PROBLEM TO WORK ON ::
Locate "What data populates" in the listing below, then output the line holding it and every line after it, exactly and with nothing else.
BEGIN RECORDS SHOWN
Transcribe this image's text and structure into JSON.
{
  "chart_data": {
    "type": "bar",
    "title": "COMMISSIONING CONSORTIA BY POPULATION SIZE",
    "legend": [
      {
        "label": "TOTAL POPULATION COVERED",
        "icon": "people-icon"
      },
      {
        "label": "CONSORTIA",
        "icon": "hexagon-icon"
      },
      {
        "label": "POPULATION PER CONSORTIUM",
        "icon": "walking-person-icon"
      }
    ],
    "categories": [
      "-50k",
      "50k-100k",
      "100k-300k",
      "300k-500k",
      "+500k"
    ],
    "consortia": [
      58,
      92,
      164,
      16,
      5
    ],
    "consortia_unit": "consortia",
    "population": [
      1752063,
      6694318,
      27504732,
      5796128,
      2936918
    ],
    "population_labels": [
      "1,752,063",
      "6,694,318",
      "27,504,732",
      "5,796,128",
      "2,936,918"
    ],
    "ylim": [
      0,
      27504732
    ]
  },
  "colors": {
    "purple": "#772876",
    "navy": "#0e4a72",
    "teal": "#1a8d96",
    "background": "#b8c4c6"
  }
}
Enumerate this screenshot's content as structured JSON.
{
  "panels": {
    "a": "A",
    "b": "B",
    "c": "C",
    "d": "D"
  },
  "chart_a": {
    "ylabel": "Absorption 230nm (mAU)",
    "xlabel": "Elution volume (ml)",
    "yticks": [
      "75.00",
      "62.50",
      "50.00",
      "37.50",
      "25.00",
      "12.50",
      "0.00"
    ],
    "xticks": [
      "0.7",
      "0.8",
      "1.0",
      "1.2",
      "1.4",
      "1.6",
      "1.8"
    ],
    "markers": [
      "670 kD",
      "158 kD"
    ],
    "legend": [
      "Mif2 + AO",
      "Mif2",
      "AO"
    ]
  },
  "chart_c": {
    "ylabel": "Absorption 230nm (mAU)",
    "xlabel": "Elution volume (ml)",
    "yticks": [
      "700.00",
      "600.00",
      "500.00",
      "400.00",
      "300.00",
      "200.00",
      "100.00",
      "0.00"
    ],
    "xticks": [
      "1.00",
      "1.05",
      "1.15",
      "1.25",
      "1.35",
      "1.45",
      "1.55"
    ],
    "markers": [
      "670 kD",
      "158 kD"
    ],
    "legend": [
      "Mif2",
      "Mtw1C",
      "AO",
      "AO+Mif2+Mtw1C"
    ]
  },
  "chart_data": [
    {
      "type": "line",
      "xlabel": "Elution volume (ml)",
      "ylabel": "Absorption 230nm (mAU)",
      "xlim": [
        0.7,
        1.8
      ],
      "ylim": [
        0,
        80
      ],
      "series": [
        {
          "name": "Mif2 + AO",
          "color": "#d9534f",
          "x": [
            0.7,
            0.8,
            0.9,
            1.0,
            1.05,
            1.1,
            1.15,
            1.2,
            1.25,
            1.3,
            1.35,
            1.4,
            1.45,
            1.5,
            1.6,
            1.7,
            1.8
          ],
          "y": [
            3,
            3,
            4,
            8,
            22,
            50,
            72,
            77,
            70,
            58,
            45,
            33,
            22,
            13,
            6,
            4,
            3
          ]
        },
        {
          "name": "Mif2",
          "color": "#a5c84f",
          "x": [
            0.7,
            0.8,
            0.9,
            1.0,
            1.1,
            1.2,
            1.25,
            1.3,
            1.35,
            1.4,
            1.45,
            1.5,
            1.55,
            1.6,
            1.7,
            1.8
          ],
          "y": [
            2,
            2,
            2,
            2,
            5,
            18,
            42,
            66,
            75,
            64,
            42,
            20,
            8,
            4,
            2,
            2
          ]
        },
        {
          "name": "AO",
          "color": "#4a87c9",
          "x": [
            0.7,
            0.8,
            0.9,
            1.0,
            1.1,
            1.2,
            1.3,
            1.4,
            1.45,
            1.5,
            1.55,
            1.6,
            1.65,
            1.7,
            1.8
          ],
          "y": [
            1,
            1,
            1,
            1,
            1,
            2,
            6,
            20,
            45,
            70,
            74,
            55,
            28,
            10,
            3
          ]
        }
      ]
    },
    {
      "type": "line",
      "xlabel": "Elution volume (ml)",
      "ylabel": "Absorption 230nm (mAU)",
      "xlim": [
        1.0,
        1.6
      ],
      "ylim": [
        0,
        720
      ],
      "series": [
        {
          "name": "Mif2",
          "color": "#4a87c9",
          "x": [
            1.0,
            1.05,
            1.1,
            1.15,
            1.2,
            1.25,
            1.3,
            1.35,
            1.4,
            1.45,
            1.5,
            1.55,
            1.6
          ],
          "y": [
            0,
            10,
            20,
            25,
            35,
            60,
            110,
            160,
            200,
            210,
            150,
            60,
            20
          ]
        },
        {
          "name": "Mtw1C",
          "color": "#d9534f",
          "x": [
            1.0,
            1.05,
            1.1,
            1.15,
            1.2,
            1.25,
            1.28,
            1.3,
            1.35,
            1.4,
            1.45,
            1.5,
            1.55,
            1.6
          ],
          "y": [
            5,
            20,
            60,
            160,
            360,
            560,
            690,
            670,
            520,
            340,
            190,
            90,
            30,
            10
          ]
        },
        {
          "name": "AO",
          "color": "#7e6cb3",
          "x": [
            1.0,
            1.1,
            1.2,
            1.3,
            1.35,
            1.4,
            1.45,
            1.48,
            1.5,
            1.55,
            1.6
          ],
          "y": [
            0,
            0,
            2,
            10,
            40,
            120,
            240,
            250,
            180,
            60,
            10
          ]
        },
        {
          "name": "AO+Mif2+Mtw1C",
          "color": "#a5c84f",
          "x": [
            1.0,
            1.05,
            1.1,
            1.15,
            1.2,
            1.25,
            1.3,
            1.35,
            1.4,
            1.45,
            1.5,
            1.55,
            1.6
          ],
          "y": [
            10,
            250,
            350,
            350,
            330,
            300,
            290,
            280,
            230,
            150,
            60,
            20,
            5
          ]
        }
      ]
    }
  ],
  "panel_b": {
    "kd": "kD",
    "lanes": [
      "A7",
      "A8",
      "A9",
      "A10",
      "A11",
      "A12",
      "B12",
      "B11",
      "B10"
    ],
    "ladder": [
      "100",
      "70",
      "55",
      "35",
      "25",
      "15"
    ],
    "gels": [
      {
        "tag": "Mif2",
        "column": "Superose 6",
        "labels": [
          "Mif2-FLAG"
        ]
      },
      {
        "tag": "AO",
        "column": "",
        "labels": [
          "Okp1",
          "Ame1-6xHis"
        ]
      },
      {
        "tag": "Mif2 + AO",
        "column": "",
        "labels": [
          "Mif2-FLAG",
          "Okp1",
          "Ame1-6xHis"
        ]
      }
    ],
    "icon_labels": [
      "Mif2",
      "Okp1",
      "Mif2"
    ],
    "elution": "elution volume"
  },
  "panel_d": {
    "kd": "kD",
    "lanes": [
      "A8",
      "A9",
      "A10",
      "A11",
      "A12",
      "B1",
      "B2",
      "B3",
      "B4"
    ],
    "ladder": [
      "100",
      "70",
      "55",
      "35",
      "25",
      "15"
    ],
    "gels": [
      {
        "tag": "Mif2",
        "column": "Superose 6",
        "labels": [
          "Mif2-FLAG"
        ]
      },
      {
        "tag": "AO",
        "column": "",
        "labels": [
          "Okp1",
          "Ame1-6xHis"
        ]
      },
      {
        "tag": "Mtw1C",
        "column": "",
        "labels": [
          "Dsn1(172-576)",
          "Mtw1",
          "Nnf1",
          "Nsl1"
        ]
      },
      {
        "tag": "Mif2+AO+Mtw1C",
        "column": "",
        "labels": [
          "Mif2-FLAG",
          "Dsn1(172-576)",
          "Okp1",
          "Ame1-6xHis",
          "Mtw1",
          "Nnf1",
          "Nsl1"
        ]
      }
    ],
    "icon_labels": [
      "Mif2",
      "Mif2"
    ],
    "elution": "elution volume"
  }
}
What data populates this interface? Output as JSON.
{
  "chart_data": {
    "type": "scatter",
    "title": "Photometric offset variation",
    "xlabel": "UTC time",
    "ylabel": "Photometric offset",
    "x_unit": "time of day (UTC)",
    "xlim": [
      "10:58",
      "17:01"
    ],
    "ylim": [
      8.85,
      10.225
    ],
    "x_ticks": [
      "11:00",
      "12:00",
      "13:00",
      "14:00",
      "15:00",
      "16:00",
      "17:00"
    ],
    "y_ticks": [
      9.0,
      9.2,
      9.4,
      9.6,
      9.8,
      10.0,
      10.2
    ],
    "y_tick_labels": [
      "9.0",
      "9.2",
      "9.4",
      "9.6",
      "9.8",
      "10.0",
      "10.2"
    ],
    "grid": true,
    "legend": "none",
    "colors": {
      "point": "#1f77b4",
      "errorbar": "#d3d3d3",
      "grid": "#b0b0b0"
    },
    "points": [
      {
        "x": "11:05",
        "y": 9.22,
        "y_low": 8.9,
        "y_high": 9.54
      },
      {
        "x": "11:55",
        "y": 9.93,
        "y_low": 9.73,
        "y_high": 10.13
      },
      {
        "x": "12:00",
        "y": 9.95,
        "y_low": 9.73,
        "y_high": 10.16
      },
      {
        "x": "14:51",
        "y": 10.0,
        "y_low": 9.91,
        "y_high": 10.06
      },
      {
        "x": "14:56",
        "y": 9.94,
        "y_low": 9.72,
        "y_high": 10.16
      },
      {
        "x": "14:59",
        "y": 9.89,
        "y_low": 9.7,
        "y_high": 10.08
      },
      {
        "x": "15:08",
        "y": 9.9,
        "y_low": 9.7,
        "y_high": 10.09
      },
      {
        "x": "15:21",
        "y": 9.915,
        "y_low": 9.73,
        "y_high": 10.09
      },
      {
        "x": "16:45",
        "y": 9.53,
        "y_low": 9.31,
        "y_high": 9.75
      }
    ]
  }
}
END RECORDS SHOWN
TASK OUTPUT ::
What data populates this interface? Output as JSON.
{
  "chart_data": {
    "type": "scatter",
    "title": "Photometric offset variation",
    "xlabel": "UTC time",
    "ylabel": "Photometric offset",
    "x_unit": "time of day (UTC)",
    "xlim": [
      "10:58",
      "17:01"
    ],
    "ylim": [
      8.85,
      10.225
    ],
    "x_ticks": [
      "11:00",
      "12:00",
      "13:00",
      "14:00",
      "15:00",
      "16:00",
      "17:00"
    ],
    "y_ticks": [
      9.0,
      9.2,
      9.4,
      9.6,
      9.8,
      10.0,
      10.2
    ],
    "y_tick_labels": [
      "9.0",
      "9.2",
      "9.4",
      "9.6",
      "9.8",
      "10.0",
      "10.2"
    ],
    "grid": true,
    "legend": "none",
    "colors": {
      "point": "#1f77b4",
      "errorbar": "#d3d3d3",
      "grid": "#b0b0b0"
    },
    "points": [
      {
        "x": "11:05",
        "y": 9.22,
        "y_low": 8.9,
        "y_high": 9.54
      },
      {
        "x": "11:55",
        "y": 9.93,
        "y_low": 9.73,
        "y_high": 10.13
      },
      {
        "x": "12:00",
        "y": 9.95,
        "y_low": 9.73,
        "y_high": 10.16
      },
      {
        "x": "14:51",
        "y": 10.0,
        "y_low": 9.91,
        "y_high": 10.06
      },
      {
        "x": "14:56",
        "y": 9.94,
        "y_low": 9.72,
        "y_high": 10.16
      },
      {
        "x": "14:59",
        "y": 9.89,
        "y_low": 9.7,
        "y_high": 10.08
      },
      {
        "x": "15:08",
        "y": 9.9,
        "y_low": 9.7,
        "y_high": 10.09
      },
      {
        "x": "15:21",
        "y": 9.915,
        "y_low": 9.73,
        "y_high": 10.09
      },
      {
        "x": "16:45",
        "y": 9.53,
        "y_low": 9.31,
        "y_high": 9.75
      }
    ]
  }
}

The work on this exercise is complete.